• **GIVEN RECORDS**
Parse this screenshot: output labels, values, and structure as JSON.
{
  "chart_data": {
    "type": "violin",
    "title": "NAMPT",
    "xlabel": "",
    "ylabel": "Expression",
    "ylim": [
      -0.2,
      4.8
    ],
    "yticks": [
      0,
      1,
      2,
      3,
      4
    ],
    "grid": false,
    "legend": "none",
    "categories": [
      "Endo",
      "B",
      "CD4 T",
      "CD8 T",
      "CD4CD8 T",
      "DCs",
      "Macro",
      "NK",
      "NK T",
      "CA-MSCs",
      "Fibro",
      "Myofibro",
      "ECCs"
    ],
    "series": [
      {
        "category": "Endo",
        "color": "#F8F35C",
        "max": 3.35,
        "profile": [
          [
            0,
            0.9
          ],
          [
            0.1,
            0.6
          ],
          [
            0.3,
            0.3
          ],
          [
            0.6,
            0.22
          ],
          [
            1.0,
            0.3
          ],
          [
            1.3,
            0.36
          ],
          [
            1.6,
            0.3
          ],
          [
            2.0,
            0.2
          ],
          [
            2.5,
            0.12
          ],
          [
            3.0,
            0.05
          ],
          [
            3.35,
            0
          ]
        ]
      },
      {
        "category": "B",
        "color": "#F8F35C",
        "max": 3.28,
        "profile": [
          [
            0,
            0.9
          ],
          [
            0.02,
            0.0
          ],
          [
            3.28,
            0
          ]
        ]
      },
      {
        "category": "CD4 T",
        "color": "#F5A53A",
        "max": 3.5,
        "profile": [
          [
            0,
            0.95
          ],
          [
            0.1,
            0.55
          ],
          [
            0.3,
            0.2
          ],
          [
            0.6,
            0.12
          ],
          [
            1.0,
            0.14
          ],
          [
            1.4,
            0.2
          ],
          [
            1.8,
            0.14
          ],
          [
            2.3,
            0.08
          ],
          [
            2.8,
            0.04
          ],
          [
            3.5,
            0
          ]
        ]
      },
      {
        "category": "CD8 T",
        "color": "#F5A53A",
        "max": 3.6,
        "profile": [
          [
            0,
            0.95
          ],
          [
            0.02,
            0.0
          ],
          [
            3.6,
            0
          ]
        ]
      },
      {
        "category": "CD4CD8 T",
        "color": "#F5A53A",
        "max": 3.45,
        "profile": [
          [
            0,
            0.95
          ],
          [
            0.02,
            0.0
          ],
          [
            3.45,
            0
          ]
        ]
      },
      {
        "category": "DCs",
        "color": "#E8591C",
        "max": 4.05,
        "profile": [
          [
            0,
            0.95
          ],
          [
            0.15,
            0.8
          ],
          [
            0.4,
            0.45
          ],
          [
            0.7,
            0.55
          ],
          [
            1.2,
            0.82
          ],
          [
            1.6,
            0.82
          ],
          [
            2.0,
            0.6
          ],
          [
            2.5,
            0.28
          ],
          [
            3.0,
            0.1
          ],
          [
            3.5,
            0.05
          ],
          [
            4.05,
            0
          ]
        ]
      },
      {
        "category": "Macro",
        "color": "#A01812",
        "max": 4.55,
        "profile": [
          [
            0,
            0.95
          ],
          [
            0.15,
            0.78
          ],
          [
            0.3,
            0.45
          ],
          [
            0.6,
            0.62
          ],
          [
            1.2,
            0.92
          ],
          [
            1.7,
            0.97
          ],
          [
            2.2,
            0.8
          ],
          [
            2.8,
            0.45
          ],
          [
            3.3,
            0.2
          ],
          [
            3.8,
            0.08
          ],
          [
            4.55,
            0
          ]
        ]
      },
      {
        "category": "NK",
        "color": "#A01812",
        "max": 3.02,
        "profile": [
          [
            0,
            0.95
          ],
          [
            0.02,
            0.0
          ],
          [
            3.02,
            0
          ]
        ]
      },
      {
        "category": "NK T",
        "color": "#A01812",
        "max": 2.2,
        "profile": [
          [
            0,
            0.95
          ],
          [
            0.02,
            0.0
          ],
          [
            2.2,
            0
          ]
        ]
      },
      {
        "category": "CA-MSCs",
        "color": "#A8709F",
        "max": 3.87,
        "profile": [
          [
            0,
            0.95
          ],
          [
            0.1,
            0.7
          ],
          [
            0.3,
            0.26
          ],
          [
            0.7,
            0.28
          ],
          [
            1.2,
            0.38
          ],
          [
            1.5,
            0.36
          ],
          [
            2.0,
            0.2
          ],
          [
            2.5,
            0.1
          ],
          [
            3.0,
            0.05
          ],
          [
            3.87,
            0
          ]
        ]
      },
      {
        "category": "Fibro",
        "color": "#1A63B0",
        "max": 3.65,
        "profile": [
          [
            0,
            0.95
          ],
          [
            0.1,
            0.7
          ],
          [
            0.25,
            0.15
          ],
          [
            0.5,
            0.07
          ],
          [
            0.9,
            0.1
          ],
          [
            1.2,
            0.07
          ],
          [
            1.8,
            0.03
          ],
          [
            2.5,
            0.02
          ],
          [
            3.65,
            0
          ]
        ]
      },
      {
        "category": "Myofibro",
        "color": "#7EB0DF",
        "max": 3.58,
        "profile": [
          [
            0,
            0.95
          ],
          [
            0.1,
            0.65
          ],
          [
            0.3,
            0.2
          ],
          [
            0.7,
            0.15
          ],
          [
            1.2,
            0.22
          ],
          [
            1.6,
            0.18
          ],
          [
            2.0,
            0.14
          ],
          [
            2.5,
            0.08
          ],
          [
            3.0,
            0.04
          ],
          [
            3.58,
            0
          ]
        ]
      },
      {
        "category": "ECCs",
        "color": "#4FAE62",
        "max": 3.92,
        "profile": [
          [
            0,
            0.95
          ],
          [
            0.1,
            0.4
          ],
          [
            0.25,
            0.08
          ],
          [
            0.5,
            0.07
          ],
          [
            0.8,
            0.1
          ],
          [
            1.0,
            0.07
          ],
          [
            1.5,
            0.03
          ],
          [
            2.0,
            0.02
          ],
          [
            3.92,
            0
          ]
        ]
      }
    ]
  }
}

• **WHAT THE EXERCISE ASKS**
Take the data above and return it exactly.

• **ANSWER FOR THE TASK**
Parse this screenshot: output labels, values, and structure as JSON.
{
  "chart_data": {
    "type": "violin",
    "title": "NAMPT",
    "xlabel": "",
    "ylabel": "Expression",
    "ylim": [
      -0.2,
      4.8
    ],
    "yticks": [
      0,
      1,
      2,
      3,
      4
    ],
    "grid": false,
    "legend": "none",
    "categories": [
      "Endo",
      "B",
      "CD4 T",
      "CD8 T",
      "CD4CD8 T",
      "DCs",
      "Macro",
      "NK",
      "NK T",
      "CA-MSCs",
      "Fibro",
      "Myofibro",
      "ECCs"
    ],
    "series": [
      {
        "category": "Endo",
        "color": "#F8F35C",
        "max": 3.35,
        "profile": [
          [
            0,
            0.9
          ],
          [
            0.1,
            0.6
          ],
          [
            0.3,
            0.3
          ],
          [
            0.6,
            0.22
          ],
          [
            1.0,
            0.3
          ],
          [
            1.3,
            0.36
          ],
          [
            1.6,
            0.3
          ],
          [
            2.0,
            0.2
          ],
          [
            2.5,
            0.12
          ],
          [
            3.0,
            0.05
          ],
          [
            3.35,
            0
          ]
        ]
      },
      {
        "category": "B",
        "color": "#F8F35C",
        "max": 3.28,
        "profile": [
          [
            0,
            0.9
          ],
          [
            0.02,
            0.0
          ],
          [
            3.28,
            0
          ]
        ]
      },
      {
        "category": "CD4 T",
        "color": "#F5A53A",
        "max": 3.5,
        "profile": [
          [
            0,
            0.95
          ],
          [
            0.1,
            0.55
          ],
          [
            0.3,
            0.2
          ],
          [
            0.6,
            0.12
          ],
          [
            1.0,
            0.14
          ],
          [
            1.4,
            0.2
          ],
          [
            1.8,
            0.14
          ],
          [
            2.3,
            0.08
          ],
          [
            2.8,
            0.04
          ],
          [
            3.5,
            0
          ]
        ]
      },
      {
        "category": "CD8 T",
        "color": "#F5A53A",
        "max": 3.6,
        "profile": [
          [
            0,
            0.95
          ],
          [
            0.02,
            0.0
          ],
          [
            3.6,
            0
          ]
        ]
      },
      {
        "category": "CD4CD8 T",
        "color": "#F5A53A",
        "max": 3.45,
        "profile": [
          [
            0,
            0.95
          ],
          [
            0.02,
            0.0
          ],
          [
            3.45,
            0
          ]
        ]
      },
      {
        "category": "DCs",
        "color": "#E8591C",
        "max": 4.05,
        "profile": [
          [
            0,
            0.95
          ],
          [
            0.15,
            0.8
          ],
          [
            0.4,
            0.45
          ],
          [
            0.7,
            0.55
          ],
          [
            1.2,
            0.82
          ],
          [
            1.6,
            0.82
          ],
          [
            2.0,
            0.6
          ],
          [
            2.5,
            0.28
          ],
          [
            3.0,
            0.1
          ],
          [
            3.5,
            0.05
          ],
          [
            4.05,
            0
          ]
        ]
      },
      {
        "category": "Macro",
        "color": "#A01812",
        "max": 4.55,
        "profile": [
          [
            0,
            0.95
          ],
          [
            0.15,
            0.78
          ],
          [
            0.3,
            0.45
          ],
          [
            0.6,
            0.62
          ],
          [
            1.2,
            0.92
          ],
          [
            1.7,
            0.97
          ],
          [
            2.2,
            0.8
          ],
          [
            2.8,
            0.45
          ],
          [
            3.3,
            0.2
          ],
          [
            3.8,
            0.08
          ],
          [
            4.55,
            0
          ]
        ]
      },
      {
        "category": "NK",
        "color": "#A01812",
        "max": 3.02,
        "profile": [
          [
            0,
            0.95
          ],
          [
            0.02,
            0.0
          ],
          [
            3.02,
            0
          ]
        ]
      },
      {
        "category": "NK T",
        "color": "#A01812",
        "max": 2.2,
        "profile": [
          [
            0,
            0.95
          ],
          [
            0.02,
            0.0
          ],
          [
            2.2,
            0
          ]
        ]
      },
      {
        "category": "CA-MSCs",
        "color": "#A8709F",
        "max": 3.87,
        "profile": [
          [
            0,
            0.95
          ],
          [
            0.1,
            0.7
          ],
          [
            0.3,
            0.26
          ],
          [
            0.7,
            0.28
          ],
          [
            1.2,
            0.38
          ],
          [
            1.5,
            0.36
          ],
          [
            2.0,
            0.2
          ],
          [
            2.5,
            0.1
          ],
          [
            3.0,
            0.05
          ],
          [
            3.87,
            0
          ]
        ]
      },
      {
        "category": "Fibro",
        "color": "#1A63B0",
        "max": 3.65,
        "profile": [
          [
            0,
            0.95
          ],
          [
            0.1,
            0.7
          ],
          [
            0.25,
            0.15
          ],
          [
            0.5,
            0.07
          ],
          [
            0.9,
            0.1
          ],
          [
            1.2,
            0.07
          ],
          [
            1.8,
            0.03
          ],
          [
            2.5,
            0.02
          ],
          [
            3.65,
            0
          ]
        ]
      },
      {
        "category": "Myofibro",
        "color": "#7EB0DF",
        "max": 3.58,
        "profile": [
          [
            0,
            0.95
          ],
          [
            0.1,
            0.65
          ],
          [
            0.3,
            0.2
          ],
          [
            0.7,
            0.15
          ],
          [
            1.2,
            0.22
          ],
          [
            1.6,
            0.18
          ],
          [
            2.0,
            0.14
          ],
          [
            2.5,
            0.08
          ],
          [
            3.0,
            0.04
          ],
          [
            3.58,
            0
          ]
        ]
      },
      {
        "category": "ECCs",
        "color": "#4FAE62",
        "max": 3.92,
        "profile": [
          [
            0,
            0.95
          ],
          [
            0.1,
            0.4
          ],
          [
            0.25,
            0.08
          ],
          [
            0.5,
            0.07
          ],
          [
            0.8,
            0.1
          ],
          [
            1.0,
            0.07
          ],
          [
            1.5,
            0.03
          ],
          [
            2.0,
            0.02
          ],
          [
            3.92,
            0
          ]
        ]
      }
    ]
  }
}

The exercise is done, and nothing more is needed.